What is being asked:
Return each entry exactly, with none missing.

━━━ Materials provided ━━━

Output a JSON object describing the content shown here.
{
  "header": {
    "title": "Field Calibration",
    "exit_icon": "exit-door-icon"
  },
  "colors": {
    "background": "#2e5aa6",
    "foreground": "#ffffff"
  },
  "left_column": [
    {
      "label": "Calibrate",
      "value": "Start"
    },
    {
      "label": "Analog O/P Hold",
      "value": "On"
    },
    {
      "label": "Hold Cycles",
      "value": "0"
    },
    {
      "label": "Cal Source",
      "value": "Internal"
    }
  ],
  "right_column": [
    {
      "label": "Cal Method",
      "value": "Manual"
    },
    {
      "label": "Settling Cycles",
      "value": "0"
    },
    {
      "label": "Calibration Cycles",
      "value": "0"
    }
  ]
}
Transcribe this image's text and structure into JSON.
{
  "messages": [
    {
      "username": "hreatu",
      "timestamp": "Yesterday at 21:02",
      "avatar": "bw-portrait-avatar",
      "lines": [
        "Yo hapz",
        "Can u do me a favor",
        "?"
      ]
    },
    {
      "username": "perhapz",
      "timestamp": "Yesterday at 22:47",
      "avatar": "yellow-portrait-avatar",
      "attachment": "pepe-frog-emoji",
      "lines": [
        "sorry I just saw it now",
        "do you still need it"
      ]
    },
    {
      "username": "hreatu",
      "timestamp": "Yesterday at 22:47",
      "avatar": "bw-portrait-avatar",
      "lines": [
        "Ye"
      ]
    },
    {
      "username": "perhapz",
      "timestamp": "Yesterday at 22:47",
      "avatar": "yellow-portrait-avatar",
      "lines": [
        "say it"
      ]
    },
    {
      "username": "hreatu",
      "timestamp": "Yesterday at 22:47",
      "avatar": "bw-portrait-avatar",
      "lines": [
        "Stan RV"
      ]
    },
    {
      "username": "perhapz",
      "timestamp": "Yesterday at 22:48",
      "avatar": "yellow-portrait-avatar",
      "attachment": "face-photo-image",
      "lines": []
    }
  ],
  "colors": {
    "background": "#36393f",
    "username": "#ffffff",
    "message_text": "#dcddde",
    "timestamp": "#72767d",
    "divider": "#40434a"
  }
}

━━━

Written answer:
Output a JSON object describing the content shown here.
{
  "header": {
    "title": "Field Calibration",
    "exit_icon": "exit-door-icon"
  },
  "colors": {
    "background": "#2e5aa6",
    "foreground": "#ffffff"
  },
  "left_column": [
    {
      "label": "Calibrate",
      "value": "Start"
    },
    {
      "label": "Analog O/P Hold",
      "value": "On"
    },
    {
      "label": "Hold Cycles",
      "value": "0"
    },
    {
      "label": "Cal Source",
      "value": "Internal"
    }
  ],
  "right_column": [
    {
      "label": "Cal Method",
      "value": "Manual"
    },
    {
      "label": "Settling Cycles",
      "value": "0"
    },
    {
      "label": "Calibration Cycles",
      "value": "0"
    }
  ]
}
Transcribe this image's text and structure into JSON.
{
  "messages": [
    {
      "username": "hreatu",
      "timestamp": "Yesterday at 21:02",
      "avatar": "bw-portrait-avatar",
      "lines": [
        "Yo hapz",
        "Can u do me a favor",
        "?"
      ]
    },
    {
      "username": "perhapz",
      "timestamp": "Yesterday at 22:47",
      "avatar": "yellow-portrait-avatar",
      "attachment": "pepe-frog-emoji",
      "lines": [
        "sorry I just saw it now",
        "do you still need it"
      ]
    },
    {
      "username": "hreatu",
      "timestamp": "Yesterday at 22:47",
      "avatar": "bw-portrait-avatar",
      "lines": [
        "Ye"
      ]
    },
    {
      "username": "perhapz",
      "timestamp": "Yesterday at 22:47",
      "avatar": "yellow-portrait-avatar",
      "lines": [
        "say it"
      ]
    },
    {
      "username": "hreatu",
      "timestamp": "Yesterday at 22:47",
      "avatar": "bw-portrait-avatar",
      "lines": [
        "Stan RV"
      ]
    },
    {
      "username": "perhapz",
      "timestamp": "Yesterday at 22:48",
      "avatar": "yellow-portrait-avatar",
      "attachment": "face-photo-image",
      "lines": []
    }
  ],
  "colors": {
    "background": "#36393f",
    "username": "#ffffff",
    "message_text": "#dcddde",
    "timestamp": "#72767d",
    "divider": "#40434a"
  }
}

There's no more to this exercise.